> EXERCISE PROMPT:
How many of the lines below contain "Biblical"? Answer with that number alone.

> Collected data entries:
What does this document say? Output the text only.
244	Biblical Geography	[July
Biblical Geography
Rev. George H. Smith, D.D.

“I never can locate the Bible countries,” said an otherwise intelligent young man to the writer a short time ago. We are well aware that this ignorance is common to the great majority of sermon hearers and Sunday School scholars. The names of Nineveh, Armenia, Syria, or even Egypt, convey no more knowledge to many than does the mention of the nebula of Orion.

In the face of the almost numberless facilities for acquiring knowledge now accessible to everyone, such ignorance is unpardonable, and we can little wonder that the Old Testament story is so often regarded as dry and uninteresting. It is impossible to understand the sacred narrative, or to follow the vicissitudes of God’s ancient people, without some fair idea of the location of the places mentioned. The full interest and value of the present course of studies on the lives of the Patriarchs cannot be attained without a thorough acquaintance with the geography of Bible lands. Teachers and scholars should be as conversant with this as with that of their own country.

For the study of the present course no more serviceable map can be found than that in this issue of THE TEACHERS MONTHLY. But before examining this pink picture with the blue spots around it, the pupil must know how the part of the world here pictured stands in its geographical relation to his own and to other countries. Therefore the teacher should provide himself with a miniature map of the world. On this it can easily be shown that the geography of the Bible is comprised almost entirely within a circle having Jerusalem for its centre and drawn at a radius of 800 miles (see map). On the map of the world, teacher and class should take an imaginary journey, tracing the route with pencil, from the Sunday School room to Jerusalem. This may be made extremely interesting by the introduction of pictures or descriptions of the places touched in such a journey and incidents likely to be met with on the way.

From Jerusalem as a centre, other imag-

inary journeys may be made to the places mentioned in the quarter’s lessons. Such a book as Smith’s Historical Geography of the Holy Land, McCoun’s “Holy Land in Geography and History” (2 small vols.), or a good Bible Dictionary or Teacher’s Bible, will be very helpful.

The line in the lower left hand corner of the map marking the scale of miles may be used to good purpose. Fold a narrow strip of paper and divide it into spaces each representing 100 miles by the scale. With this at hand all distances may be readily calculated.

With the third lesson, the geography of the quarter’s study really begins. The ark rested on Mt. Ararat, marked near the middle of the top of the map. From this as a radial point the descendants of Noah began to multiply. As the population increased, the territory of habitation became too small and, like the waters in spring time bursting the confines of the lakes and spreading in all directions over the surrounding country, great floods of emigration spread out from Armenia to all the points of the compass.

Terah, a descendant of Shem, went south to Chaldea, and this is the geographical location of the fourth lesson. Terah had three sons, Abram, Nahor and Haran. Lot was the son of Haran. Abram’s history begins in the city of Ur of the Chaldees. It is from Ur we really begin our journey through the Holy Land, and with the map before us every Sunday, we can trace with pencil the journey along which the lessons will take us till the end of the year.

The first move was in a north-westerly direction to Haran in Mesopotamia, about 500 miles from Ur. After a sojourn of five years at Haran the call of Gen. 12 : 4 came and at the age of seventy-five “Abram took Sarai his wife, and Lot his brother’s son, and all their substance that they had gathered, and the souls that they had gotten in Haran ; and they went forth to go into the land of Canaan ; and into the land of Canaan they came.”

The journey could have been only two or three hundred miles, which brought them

> RESPONSE TO THE EXERCISE:
2